* _WRITTEN EXERCISE_
Retype the material word for word.

━━━━━ PROVIDED RECORDS

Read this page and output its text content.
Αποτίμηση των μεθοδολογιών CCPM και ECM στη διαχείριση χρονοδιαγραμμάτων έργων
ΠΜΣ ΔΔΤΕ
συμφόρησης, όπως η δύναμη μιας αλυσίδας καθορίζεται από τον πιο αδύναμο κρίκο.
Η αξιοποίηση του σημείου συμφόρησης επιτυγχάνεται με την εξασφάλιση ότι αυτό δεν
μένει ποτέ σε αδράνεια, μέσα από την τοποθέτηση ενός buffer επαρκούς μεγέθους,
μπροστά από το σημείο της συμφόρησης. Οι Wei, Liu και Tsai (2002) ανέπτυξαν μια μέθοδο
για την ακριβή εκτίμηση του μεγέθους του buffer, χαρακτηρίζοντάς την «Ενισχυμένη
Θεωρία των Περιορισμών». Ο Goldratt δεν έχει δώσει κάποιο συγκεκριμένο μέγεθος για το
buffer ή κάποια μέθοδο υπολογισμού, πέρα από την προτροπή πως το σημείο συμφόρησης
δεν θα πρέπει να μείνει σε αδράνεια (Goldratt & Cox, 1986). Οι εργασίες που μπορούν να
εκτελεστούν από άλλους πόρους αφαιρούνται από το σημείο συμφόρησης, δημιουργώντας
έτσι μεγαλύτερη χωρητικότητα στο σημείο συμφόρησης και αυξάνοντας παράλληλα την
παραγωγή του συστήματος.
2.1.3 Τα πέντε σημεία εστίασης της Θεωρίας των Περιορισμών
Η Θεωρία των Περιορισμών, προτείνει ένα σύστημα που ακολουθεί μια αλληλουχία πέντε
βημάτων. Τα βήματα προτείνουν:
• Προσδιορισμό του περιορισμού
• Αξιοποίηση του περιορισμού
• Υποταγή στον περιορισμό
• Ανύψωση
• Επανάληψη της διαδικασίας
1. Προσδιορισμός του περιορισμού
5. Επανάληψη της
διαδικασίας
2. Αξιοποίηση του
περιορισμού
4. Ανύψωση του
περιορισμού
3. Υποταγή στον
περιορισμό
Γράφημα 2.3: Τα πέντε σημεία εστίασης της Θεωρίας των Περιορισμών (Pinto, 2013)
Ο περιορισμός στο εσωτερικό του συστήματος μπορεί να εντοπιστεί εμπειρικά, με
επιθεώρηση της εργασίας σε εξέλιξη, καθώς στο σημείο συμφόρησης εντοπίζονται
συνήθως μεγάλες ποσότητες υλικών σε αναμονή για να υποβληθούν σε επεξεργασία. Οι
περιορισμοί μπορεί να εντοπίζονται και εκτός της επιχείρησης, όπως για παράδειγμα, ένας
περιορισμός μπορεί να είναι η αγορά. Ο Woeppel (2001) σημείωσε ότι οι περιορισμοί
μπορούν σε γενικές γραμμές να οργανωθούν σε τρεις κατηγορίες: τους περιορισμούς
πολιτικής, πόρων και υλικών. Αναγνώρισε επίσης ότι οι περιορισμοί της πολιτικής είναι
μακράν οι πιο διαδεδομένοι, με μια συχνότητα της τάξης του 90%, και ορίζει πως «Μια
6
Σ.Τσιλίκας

━━━━━━━━━━

* _ANSWER TO THE TASK_
Read this page and output its text content.
Αποτίμηση των μεθοδολογιών CCPM και ECM στη διαχείριση χρονοδιαγραμμάτων έργων
ΠΜΣ ΔΔΤΕ
συμφόρησης, όπως η δύναμη μιας αλυσίδας καθορίζεται από τον πιο αδύναμο κρίκο.
Η αξιοποίηση του σημείου συμφόρησης επιτυγχάνεται με την εξασφάλιση ότι αυτό δεν
μένει ποτέ σε αδράνεια, μέσα από την τοποθέτηση ενός buffer επαρκούς μεγέθους,
μπροστά από το σημείο της συμφόρησης. Οι Wei, Liu και Tsai (2002) ανέπτυξαν μια μέθοδο
για την ακριβή εκτίμηση του μεγέθους του buffer, χαρακτηρίζοντάς την «Ενισχυμένη
Θεωρία των Περιορισμών». Ο Goldratt δεν έχει δώσει κάποιο συγκεκριμένο μέγεθος για το
buffer ή κάποια μέθοδο υπολογισμού, πέρα από την προτροπή πως το σημείο συμφόρησης
δεν θα πρέπει να μείνει σε αδράνεια (Goldratt & Cox, 1986). Οι εργασίες που μπορούν να
εκτελεστούν από άλλους πόρους αφαιρούνται από το σημείο συμφόρησης, δημιουργώντας
έτσι μεγαλύτερη χωρητικότητα στο σημείο συμφόρησης και αυξάνοντας παράλληλα την
παραγωγή του συστήματος.
2.1.3 Τα πέντε σημεία εστίασης της Θεωρίας των Περιορισμών
Η Θεωρία των Περιορισμών, προτείνει ένα σύστημα που ακολουθεί μια αλληλουχία πέντε
βημάτων. Τα βήματα προτείνουν:
• Προσδιορισμό του περιορισμού
• Αξιοποίηση του περιορισμού
• Υποταγή στον περιορισμό
• Ανύψωση
• Επανάληψη της διαδικασίας
1. Προσδιορισμός του περιορισμού
5. Επανάληψη της
διαδικασίας
2. Αξιοποίηση του
περιορισμού
4. Ανύψωση του
περιορισμού
3. Υποταγή στον
περιορισμό
Γράφημα 2.3: Τα πέντε σημεία εστίασης της Θεωρίας των Περιορισμών (Pinto, 2013)
Ο περιορισμός στο εσωτερικό του συστήματος μπορεί να εντοπιστεί εμπειρικά, με
επιθεώρηση της εργασίας σε εξέλιξη, καθώς στο σημείο συμφόρησης εντοπίζονται
συνήθως μεγάλες ποσότητες υλικών σε αναμονή για να υποβληθούν σε επεξεργασία. Οι
περιορισμοί μπορεί να εντοπίζονται και εκτός της επιχείρησης, όπως για παράδειγμα, ένας
περιορισμός μπορεί να είναι η αγορά. Ο Woeppel (2001) σημείωσε ότι οι περιορισμοί
μπορούν σε γενικές γραμμές να οργανωθούν σε τρεις κατηγορίες: τους περιορισμούς
πολιτικής, πόρων και υλικών. Αναγνώρισε επίσης ότι οι περιορισμοί της πολιτικής είναι
μακράν οι πιο διαδεδομένοι, με μια συχνότητα της τάξης του 90%, και ορίζει πως «Μια
6
Σ.Τσιλίκας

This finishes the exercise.